- [Input]:

━━━━━━

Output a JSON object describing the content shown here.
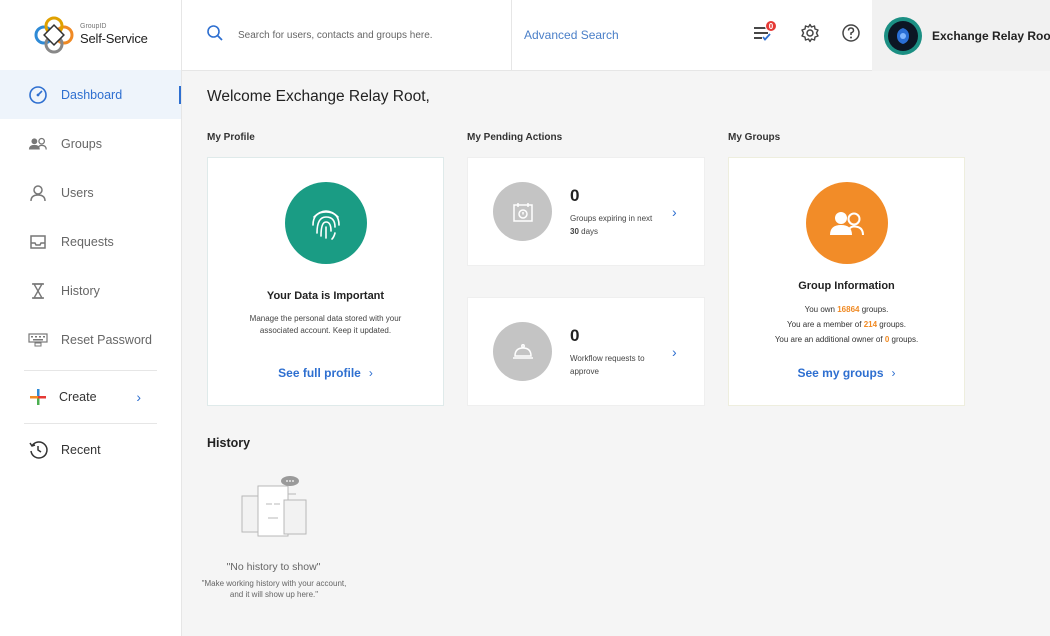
{
  "app": {
    "logo_small": "GroupID",
    "logo_main": "Self-Service"
  },
  "sidebar": {
    "items": [
      {
        "label": "Dashboard",
        "icon": "dashboard-icon",
        "active": true
      },
      {
        "label": "Groups",
        "icon": "groups-icon"
      },
      {
        "label": "Users",
        "icon": "user-icon"
      },
      {
        "label": "Requests",
        "icon": "inbox-icon"
      },
      {
        "label": "History",
        "icon": "hourglass-icon"
      },
      {
        "label": "Reset Password",
        "icon": "keyboard-icon"
      }
    ],
    "create_label": "Create",
    "recent_label": "Recent"
  },
  "header": {
    "search_placeholder": "Search for users, contacts and groups here.",
    "advanced_search": "Advanced Search",
    "notification_count": "0",
    "user_name": "Exchange Relay Root"
  },
  "main": {
    "welcome": "Welcome Exchange Relay Root,",
    "sections": {
      "profile": "My Profile",
      "pending": "My Pending Actions",
      "groups": "My Groups"
    },
    "profile_card": {
      "title": "Your Data is Important",
      "desc": "Manage the personal data stored with your associated account. Keep it updated.",
      "link": "See full profile"
    },
    "pending_actions": [
      {
        "count": "0",
        "text": "Groups expiring in next",
        "emph": "30",
        "suffix": "days"
      },
      {
        "count": "0",
        "text": "Workflow requests to approve"
      }
    ],
    "groups_card": {
      "title": "Group Information",
      "line1_pre": "You own ",
      "line1_val": "16864",
      "line1_post": " groups.",
      "line2_pre": "You are a member of ",
      "line2_val": "214",
      "line2_post": " groups.",
      "line3_pre": "You are an additional owner of ",
      "line3_val": "0",
      "line3_post": " groups.",
      "link": "See my groups"
    },
    "history": {
      "title": "History",
      "empty_main": "\"No history to show\"",
      "empty_sub": "\"Make working history with your account, and it will show up here.\""
    }
  },
  "colors": {
    "accent": "#2e6fd0",
    "profile_circle": "#1a9c84",
    "groups_circle": "#f28c28",
    "pending_circle": "#c4c4c4",
    "badge": "#e53935"
  }
}
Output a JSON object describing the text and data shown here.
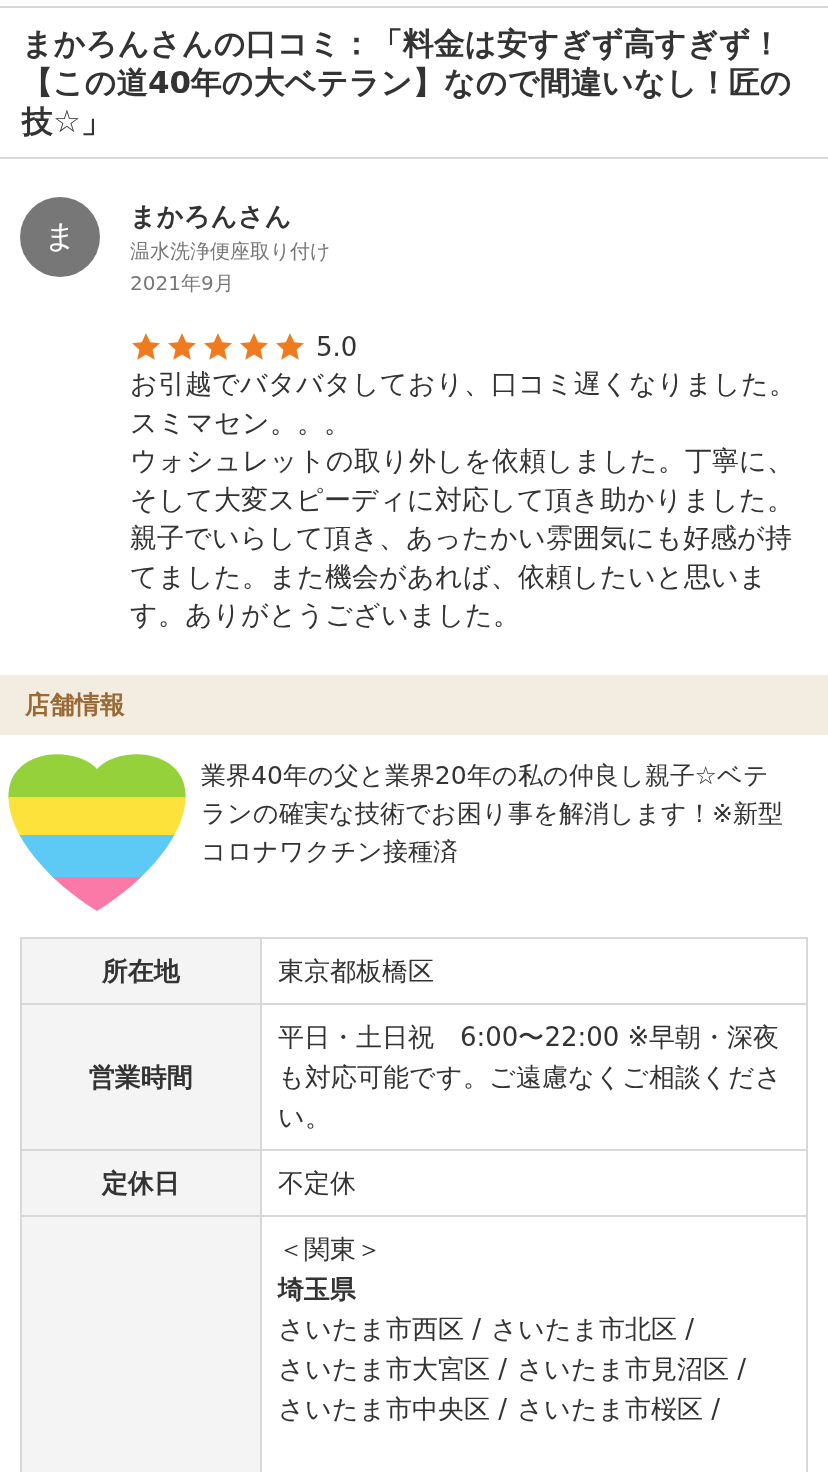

━━━━━━

- [Your objective]: Write the entries above out again exactly, but not the pictures.

- [Response to this task]:
Output a JSON object describing the content shown here.
{
  "app": {
    "logo_small": "GroupID",
    "logo_main": "Self-Service"
  },
  "sidebar": {
    "items": [
      {
        "label": "Dashboard",
        "icon": "dashboard-icon",
        "active": true
      },
      {
        "label": "Groups",
        "icon": "groups-icon"
      },
      {
        "label": "Users",
        "icon": "user-icon"
      },
      {
        "label": "Requests",
        "icon": "inbox-icon"
      },
      {
        "label": "History",
        "icon": "hourglass-icon"
      },
      {
        "label": "Reset Password",
        "icon": "keyboard-icon"
      }
    ],
    "create_label": "Create",
    "recent_label": "Recent"
  },
  "header": {
    "search_placeholder": "Search for users, contacts and groups here.",
    "advanced_search": "Advanced Search",
    "notification_count": "0",
    "user_name": "Exchange Relay Root"
  },
  "main": {
    "welcome": "Welcome Exchange Relay Root,",
    "sections": {
      "profile": "My Profile",
      "pending": "My Pending Actions",
      "groups": "My Groups"
    },
    "profile_card": {
      "title": "Your Data is Important",
      "desc": "Manage the personal data stored with your associated account. Keep it updated.",
      "link": "See full profile"
    },
    "pending_actions": [
      {
        "count": "0",
        "text": "Groups expiring in next",
        "emph": "30",
        "suffix": "days"
      },
      {
        "count": "0",
        "text": "Workflow requests to approve"
      }
    ],
    "groups_card": {
      "title": "Group Information",
      "line1_pre": "You own ",
      "line1_val": "16864",
      "line1_post": " groups.",
      "line2_pre": "You are a member of ",
      "line2_val": "214",
      "line2_post": " groups.",
      "line3_pre": "You are an additional owner of ",
      "line3_val": "0",
      "line3_post": " groups.",
      "link": "See my groups"
    },
    "history": {
      "title": "History",
      "empty_main": "\"No history to show\"",
      "empty_sub": "\"Make working history with your account, and it will show up here.\""
    }
  },
  "colors": {
    "accent": "#2e6fd0",
    "profile_circle": "#1a9c84",
    "groups_circle": "#f28c28",
    "pending_circle": "#c4c4c4",
    "badge": "#e53935"
  }
}
Output a JSON object describing the text and data shown here.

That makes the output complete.